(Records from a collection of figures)

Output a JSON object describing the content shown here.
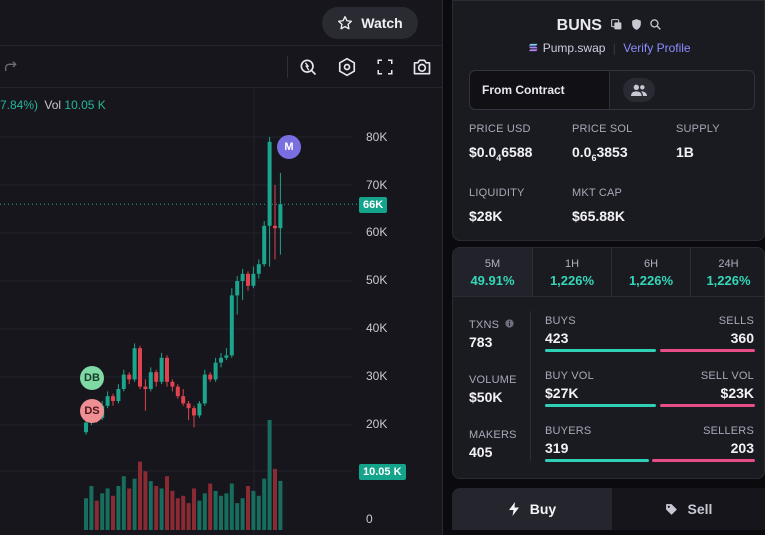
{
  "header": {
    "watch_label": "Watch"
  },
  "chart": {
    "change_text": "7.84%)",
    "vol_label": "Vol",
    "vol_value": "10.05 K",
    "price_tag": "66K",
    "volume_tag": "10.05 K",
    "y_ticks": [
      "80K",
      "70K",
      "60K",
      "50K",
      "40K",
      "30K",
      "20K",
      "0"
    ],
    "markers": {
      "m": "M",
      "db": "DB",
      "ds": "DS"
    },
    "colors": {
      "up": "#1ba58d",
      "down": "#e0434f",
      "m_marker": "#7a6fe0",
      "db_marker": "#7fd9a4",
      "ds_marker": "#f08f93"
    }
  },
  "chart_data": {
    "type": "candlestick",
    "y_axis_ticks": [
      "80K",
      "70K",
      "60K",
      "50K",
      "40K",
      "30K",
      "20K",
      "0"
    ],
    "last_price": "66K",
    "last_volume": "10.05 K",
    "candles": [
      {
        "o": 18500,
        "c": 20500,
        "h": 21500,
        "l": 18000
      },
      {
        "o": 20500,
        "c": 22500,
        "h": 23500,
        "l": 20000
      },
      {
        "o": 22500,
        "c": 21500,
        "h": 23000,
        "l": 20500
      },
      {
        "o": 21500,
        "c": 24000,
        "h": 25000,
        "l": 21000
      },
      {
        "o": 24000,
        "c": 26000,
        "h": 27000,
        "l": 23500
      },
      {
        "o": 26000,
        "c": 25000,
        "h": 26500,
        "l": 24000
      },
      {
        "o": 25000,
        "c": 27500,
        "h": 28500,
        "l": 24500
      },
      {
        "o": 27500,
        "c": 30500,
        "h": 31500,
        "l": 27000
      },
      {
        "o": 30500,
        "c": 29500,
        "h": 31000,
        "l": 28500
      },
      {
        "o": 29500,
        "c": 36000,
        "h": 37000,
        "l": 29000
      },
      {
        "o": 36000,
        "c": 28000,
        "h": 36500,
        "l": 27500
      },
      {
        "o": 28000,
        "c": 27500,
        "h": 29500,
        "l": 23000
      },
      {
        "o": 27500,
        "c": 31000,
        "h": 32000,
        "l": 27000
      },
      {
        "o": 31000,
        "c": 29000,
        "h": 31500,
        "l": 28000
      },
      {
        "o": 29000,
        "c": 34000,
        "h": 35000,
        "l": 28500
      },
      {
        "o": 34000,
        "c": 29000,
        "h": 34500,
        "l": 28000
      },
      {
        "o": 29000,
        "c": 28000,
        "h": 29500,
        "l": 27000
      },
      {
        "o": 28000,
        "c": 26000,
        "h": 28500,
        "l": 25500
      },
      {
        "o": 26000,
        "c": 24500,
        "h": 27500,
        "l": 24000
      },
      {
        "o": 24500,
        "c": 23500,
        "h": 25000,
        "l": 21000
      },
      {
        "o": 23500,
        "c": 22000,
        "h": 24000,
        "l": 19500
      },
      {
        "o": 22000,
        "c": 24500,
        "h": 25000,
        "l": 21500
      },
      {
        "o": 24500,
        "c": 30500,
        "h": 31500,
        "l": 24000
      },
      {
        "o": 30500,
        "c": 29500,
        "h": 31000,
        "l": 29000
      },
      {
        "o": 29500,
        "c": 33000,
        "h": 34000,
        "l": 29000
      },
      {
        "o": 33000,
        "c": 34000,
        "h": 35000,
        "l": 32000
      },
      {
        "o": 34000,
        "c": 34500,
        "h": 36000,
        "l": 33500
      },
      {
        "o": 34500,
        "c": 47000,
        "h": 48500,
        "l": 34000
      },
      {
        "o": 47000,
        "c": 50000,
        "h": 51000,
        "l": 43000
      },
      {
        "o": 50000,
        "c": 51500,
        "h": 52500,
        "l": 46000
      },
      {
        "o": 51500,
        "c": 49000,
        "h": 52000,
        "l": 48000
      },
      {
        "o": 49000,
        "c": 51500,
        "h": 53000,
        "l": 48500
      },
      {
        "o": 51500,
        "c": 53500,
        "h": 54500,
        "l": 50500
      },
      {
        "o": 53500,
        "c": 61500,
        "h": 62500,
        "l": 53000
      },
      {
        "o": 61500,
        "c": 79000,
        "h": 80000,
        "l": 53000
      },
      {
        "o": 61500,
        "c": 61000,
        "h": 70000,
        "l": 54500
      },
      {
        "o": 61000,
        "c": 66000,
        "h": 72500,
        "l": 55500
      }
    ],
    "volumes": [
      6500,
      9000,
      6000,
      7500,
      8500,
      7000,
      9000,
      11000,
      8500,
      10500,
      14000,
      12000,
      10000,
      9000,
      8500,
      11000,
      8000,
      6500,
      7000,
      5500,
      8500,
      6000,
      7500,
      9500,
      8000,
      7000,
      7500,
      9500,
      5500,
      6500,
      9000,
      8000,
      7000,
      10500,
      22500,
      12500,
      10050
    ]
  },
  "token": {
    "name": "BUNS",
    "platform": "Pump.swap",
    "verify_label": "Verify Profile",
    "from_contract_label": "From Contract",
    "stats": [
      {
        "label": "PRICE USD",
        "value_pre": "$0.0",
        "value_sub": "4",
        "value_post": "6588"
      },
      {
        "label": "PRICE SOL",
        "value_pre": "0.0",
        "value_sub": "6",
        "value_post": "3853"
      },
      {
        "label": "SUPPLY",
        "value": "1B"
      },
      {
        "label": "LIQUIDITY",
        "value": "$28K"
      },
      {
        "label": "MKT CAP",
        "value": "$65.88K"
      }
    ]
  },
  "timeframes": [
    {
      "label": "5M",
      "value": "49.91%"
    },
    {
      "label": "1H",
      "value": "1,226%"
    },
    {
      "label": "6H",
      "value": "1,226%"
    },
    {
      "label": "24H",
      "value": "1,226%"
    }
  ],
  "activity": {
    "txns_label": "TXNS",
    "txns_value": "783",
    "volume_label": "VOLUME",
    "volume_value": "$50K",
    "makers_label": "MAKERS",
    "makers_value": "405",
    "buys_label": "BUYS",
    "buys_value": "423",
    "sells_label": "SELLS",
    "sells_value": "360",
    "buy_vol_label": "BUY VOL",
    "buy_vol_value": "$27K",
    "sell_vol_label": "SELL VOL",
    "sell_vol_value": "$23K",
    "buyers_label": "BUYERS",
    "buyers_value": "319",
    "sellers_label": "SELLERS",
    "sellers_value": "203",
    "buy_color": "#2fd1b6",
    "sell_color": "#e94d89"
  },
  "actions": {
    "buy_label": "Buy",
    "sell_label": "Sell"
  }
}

(Aim): Your task is to transcribe all of the records precisely, with no images included.

(Task output):
Output a JSON object describing the content shown here.
{
  "header": {
    "watch_label": "Watch"
  },
  "chart": {
    "change_text": "7.84%)",
    "vol_label": "Vol",
    "vol_value": "10.05 K",
    "price_tag": "66K",
    "volume_tag": "10.05 K",
    "y_ticks": [
      "80K",
      "70K",
      "60K",
      "50K",
      "40K",
      "30K",
      "20K",
      "0"
    ],
    "markers": {
      "m": "M",
      "db": "DB",
      "ds": "DS"
    },
    "colors": {
      "up": "#1ba58d",
      "down": "#e0434f",
      "m_marker": "#7a6fe0",
      "db_marker": "#7fd9a4",
      "ds_marker": "#f08f93"
    }
  },
  "chart_data": {
    "type": "candlestick",
    "y_axis_ticks": [
      "80K",
      "70K",
      "60K",
      "50K",
      "40K",
      "30K",
      "20K",
      "0"
    ],
    "last_price": "66K",
    "last_volume": "10.05 K",
    "candles": [
      {
        "o": 18500,
        "c": 20500,
        "h": 21500,
        "l": 18000
      },
      {
        "o": 20500,
        "c": 22500,
        "h": 23500,
        "l": 20000
      },
      {
        "o": 22500,
        "c": 21500,
        "h": 23000,
        "l": 20500
      },
      {
        "o": 21500,
        "c": 24000,
        "h": 25000,
        "l": 21000
      },
      {
        "o": 24000,
        "c": 26000,
        "h": 27000,
        "l": 23500
      },
      {
        "o": 26000,
        "c": 25000,
        "h": 26500,
        "l": 24000
      },
      {
        "o": 25000,
        "c": 27500,
        "h": 28500,
        "l": 24500
      },
      {
        "o": 27500,
        "c": 30500,
        "h": 31500,
        "l": 27000
      },
      {
        "o": 30500,
        "c": 29500,
        "h": 31000,
        "l": 28500
      },
      {
        "o": 29500,
        "c": 36000,
        "h": 37000,
        "l": 29000
      },
      {
        "o": 36000,
        "c": 28000,
        "h": 36500,
        "l": 27500
      },
      {
        "o": 28000,
        "c": 27500,
        "h": 29500,
        "l": 23000
      },
      {
        "o": 27500,
        "c": 31000,
        "h": 32000,
        "l": 27000
      },
      {
        "o": 31000,
        "c": 29000,
        "h": 31500,
        "l": 28000
      },
      {
        "o": 29000,
        "c": 34000,
        "h": 35000,
        "l": 28500
      },
      {
        "o": 34000,
        "c": 29000,
        "h": 34500,
        "l": 28000
      },
      {
        "o": 29000,
        "c": 28000,
        "h": 29500,
        "l": 27000
      },
      {
        "o": 28000,
        "c": 26000,
        "h": 28500,
        "l": 25500
      },
      {
        "o": 26000,
        "c": 24500,
        "h": 27500,
        "l": 24000
      },
      {
        "o": 24500,
        "c": 23500,
        "h": 25000,
        "l": 21000
      },
      {
        "o": 23500,
        "c": 22000,
        "h": 24000,
        "l": 19500
      },
      {
        "o": 22000,
        "c": 24500,
        "h": 25000,
        "l": 21500
      },
      {
        "o": 24500,
        "c": 30500,
        "h": 31500,
        "l": 24000
      },
      {
        "o": 30500,
        "c": 29500,
        "h": 31000,
        "l": 29000
      },
      {
        "o": 29500,
        "c": 33000,
        "h": 34000,
        "l": 29000
      },
      {
        "o": 33000,
        "c": 34000,
        "h": 35000,
        "l": 32000
      },
      {
        "o": 34000,
        "c": 34500,
        "h": 36000,
        "l": 33500
      },
      {
        "o": 34500,
        "c": 47000,
        "h": 48500,
        "l": 34000
      },
      {
        "o": 47000,
        "c": 50000,
        "h": 51000,
        "l": 43000
      },
      {
        "o": 50000,
        "c": 51500,
        "h": 52500,
        "l": 46000
      },
      {
        "o": 51500,
        "c": 49000,
        "h": 52000,
        "l": 48000
      },
      {
        "o": 49000,
        "c": 51500,
        "h": 53000,
        "l": 48500
      },
      {
        "o": 51500,
        "c": 53500,
        "h": 54500,
        "l": 50500
      },
      {
        "o": 53500,
        "c": 61500,
        "h": 62500,
        "l": 53000
      },
      {
        "o": 61500,
        "c": 79000,
        "h": 80000,
        "l": 53000
      },
      {
        "o": 61500,
        "c": 61000,
        "h": 70000,
        "l": 54500
      },
      {
        "o": 61000,
        "c": 66000,
        "h": 72500,
        "l": 55500
      }
    ],
    "volumes": [
      6500,
      9000,
      6000,
      7500,
      8500,
      7000,
      9000,
      11000,
      8500,
      10500,
      14000,
      12000,
      10000,
      9000,
      8500,
      11000,
      8000,
      6500,
      7000,
      5500,
      8500,
      6000,
      7500,
      9500,
      8000,
      7000,
      7500,
      9500,
      5500,
      6500,
      9000,
      8000,
      7000,
      10500,
      22500,
      12500,
      10050
    ]
  },
  "token": {
    "name": "BUNS",
    "platform": "Pump.swap",
    "verify_label": "Verify Profile",
    "from_contract_label": "From Contract",
    "stats": [
      {
        "label": "PRICE USD",
        "value_pre": "$0.0",
        "value_sub": "4",
        "value_post": "6588"
      },
      {
        "label": "PRICE SOL",
        "value_pre": "0.0",
        "value_sub": "6",
        "value_post": "3853"
      },
      {
        "label": "SUPPLY",
        "value": "1B"
      },
      {
        "label": "LIQUIDITY",
        "value": "$28K"
      },
      {
        "label": "MKT CAP",
        "value": "$65.88K"
      }
    ]
  },
  "timeframes": [
    {
      "label": "5M",
      "value": "49.91%"
    },
    {
      "label": "1H",
      "value": "1,226%"
    },
    {
      "label": "6H",
      "value": "1,226%"
    },
    {
      "label": "24H",
      "value": "1,226%"
    }
  ],
  "activity": {
    "txns_label": "TXNS",
    "txns_value": "783",
    "volume_label": "VOLUME",
    "volume_value": "$50K",
    "makers_label": "MAKERS",
    "makers_value": "405",
    "buys_label": "BUYS",
    "buys_value": "423",
    "sells_label": "SELLS",
    "sells_value": "360",
    "buy_vol_label": "BUY VOL",
    "buy_vol_value": "$27K",
    "sell_vol_label": "SELL VOL",
    "sell_vol_value": "$23K",
    "buyers_label": "BUYERS",
    "buyers_value": "319",
    "sellers_label": "SELLERS",
    "sellers_value": "203",
    "buy_color": "#2fd1b6",
    "sell_color": "#e94d89"
  },
  "actions": {
    "buy_label": "Buy",
    "sell_label": "Sell"
  }
}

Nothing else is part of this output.